* begin Data for processing *

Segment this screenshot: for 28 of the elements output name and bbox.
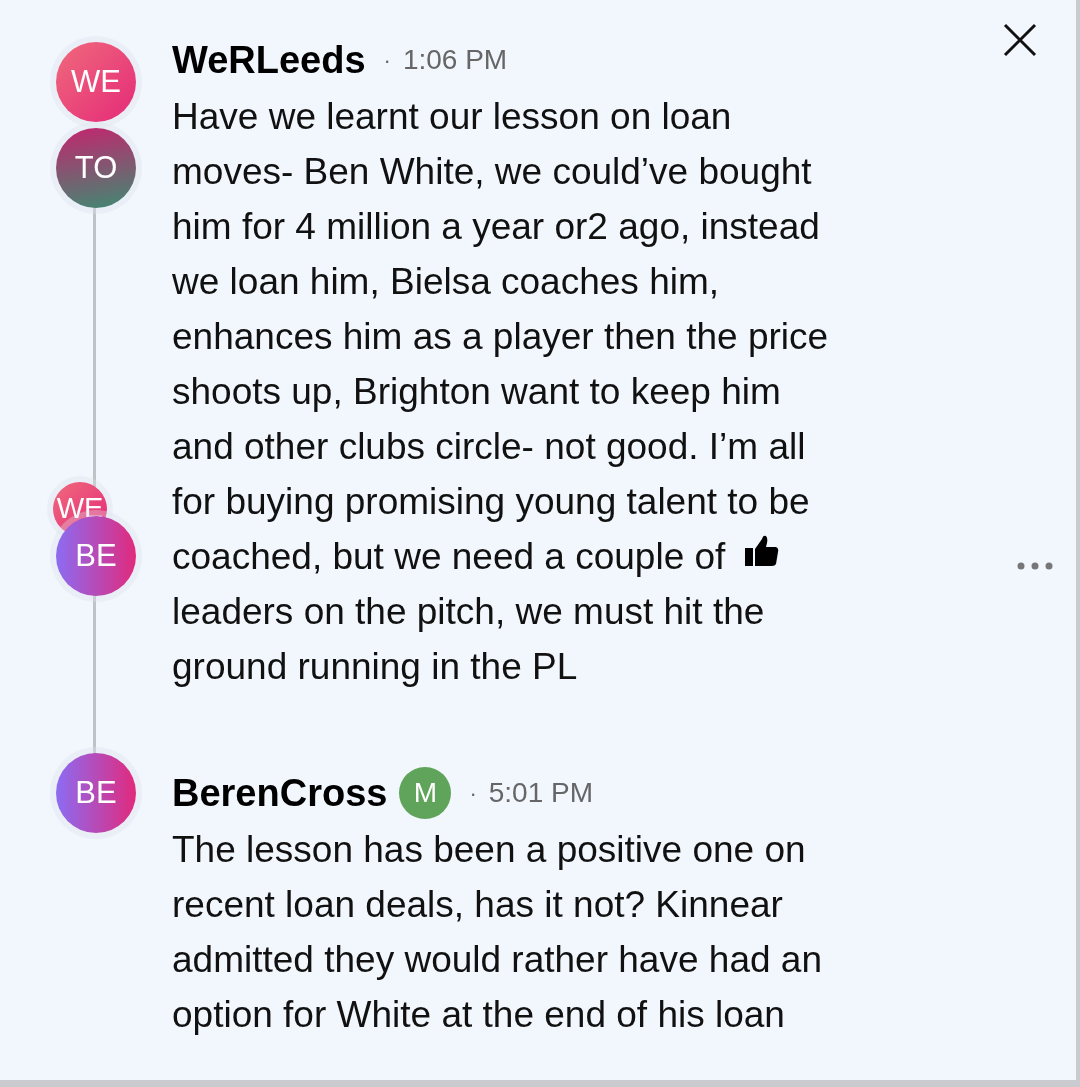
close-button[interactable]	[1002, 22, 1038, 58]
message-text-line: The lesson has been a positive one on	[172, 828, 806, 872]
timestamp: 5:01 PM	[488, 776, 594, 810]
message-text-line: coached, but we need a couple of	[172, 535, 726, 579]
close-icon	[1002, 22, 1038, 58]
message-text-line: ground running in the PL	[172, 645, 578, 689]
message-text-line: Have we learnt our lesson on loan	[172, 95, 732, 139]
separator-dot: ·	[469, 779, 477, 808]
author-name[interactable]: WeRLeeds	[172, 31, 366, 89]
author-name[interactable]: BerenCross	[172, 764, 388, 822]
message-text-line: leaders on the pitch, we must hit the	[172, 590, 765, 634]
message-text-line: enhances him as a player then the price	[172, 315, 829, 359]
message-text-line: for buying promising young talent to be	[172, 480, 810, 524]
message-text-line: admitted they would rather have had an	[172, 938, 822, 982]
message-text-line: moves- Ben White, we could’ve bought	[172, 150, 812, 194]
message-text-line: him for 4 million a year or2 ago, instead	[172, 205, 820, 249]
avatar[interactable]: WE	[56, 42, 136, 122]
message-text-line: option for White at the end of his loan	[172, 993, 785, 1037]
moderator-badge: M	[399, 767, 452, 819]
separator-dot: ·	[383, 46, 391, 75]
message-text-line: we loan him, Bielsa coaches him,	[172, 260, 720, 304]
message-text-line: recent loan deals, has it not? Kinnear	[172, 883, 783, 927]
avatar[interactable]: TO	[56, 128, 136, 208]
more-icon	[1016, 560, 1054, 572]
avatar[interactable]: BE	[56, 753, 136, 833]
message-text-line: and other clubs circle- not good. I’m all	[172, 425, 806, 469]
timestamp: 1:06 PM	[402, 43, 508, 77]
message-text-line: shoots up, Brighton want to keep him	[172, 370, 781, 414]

* end Data for processing *
* begin Data for processing *

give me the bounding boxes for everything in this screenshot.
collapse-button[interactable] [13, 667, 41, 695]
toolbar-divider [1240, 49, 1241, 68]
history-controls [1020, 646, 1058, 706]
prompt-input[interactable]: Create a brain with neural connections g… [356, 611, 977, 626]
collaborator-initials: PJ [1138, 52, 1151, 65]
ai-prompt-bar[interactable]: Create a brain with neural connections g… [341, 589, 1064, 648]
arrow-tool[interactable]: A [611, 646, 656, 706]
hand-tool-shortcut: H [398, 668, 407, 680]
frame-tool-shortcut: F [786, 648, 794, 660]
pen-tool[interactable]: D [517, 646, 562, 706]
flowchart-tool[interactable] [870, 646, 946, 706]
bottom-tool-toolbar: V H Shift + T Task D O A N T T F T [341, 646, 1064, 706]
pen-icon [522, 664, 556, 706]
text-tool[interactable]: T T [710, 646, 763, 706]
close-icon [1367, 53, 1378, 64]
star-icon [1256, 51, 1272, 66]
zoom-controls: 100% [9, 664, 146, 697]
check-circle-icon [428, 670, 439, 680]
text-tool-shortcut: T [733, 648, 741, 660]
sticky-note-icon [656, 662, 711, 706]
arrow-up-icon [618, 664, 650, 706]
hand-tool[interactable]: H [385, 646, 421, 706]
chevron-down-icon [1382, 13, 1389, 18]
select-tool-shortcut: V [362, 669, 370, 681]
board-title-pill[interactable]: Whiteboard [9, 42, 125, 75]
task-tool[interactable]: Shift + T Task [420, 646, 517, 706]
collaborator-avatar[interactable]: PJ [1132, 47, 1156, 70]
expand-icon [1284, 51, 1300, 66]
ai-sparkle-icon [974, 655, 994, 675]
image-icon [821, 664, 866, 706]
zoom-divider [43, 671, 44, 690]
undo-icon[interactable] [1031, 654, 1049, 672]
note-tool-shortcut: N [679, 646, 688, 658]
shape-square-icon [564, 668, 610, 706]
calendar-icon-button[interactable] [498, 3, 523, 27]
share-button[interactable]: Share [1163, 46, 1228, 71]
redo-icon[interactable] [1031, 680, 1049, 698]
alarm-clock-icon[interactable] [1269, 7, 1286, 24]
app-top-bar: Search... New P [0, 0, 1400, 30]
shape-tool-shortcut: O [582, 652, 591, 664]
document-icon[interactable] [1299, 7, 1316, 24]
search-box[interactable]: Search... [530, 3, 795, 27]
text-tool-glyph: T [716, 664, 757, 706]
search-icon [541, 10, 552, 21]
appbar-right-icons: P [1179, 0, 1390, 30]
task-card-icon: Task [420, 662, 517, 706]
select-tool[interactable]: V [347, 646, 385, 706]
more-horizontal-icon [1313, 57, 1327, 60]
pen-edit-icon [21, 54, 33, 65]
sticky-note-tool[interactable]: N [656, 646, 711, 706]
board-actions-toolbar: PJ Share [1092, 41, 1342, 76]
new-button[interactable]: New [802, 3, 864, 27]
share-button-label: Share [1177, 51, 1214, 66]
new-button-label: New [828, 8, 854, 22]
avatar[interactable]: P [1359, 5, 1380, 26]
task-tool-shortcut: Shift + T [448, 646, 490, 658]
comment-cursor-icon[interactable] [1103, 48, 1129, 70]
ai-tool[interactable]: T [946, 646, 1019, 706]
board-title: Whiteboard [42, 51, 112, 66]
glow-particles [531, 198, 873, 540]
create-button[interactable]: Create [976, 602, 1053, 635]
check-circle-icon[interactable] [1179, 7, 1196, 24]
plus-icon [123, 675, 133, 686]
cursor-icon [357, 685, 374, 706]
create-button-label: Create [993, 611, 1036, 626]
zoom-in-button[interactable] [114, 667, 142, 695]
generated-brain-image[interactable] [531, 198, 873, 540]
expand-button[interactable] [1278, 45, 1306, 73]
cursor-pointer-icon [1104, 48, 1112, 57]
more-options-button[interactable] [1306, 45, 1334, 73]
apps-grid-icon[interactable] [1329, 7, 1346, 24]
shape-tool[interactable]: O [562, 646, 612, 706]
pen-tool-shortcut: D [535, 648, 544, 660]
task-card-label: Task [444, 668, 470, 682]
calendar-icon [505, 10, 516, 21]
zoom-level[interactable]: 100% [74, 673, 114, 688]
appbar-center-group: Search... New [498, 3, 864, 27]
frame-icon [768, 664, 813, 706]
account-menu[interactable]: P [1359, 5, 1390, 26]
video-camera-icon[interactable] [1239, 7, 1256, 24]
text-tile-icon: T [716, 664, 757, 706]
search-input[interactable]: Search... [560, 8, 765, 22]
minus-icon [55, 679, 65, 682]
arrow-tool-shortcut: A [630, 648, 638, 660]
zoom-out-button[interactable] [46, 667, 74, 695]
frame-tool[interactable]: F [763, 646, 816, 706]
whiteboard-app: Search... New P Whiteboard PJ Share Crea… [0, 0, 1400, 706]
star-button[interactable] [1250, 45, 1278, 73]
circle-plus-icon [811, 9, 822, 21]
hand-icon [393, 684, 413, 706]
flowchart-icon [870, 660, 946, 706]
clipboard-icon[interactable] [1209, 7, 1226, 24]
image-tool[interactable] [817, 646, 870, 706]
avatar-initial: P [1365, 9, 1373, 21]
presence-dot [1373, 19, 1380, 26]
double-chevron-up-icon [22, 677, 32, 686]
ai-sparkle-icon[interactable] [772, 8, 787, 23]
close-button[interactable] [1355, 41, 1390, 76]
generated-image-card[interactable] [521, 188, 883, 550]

* end Data for processing *

=== What you have to do ===
Duplicate the lines of the records from the line containing "give me the" up to and including the line containing "pen-tool[interactable]: D [517, 646, 562, 706]", with no changes.

=== Result of the exercise ===
give me the bounding boxes for everything in this screenshot.
collapse-button[interactable] [13, 667, 41, 695]
toolbar-divider [1240, 49, 1241, 68]
history-controls [1020, 646, 1058, 706]
prompt-input[interactable]: Create a brain with neural connections g… [356, 611, 977, 626]
collaborator-initials: PJ [1138, 52, 1151, 65]
ai-prompt-bar[interactable]: Create a brain with neural connections g… [341, 589, 1064, 648]
arrow-tool[interactable]: A [611, 646, 656, 706]
hand-tool-shortcut: H [398, 668, 407, 680]
frame-tool-shortcut: F [786, 648, 794, 660]
pen-tool[interactable]: D [517, 646, 562, 706]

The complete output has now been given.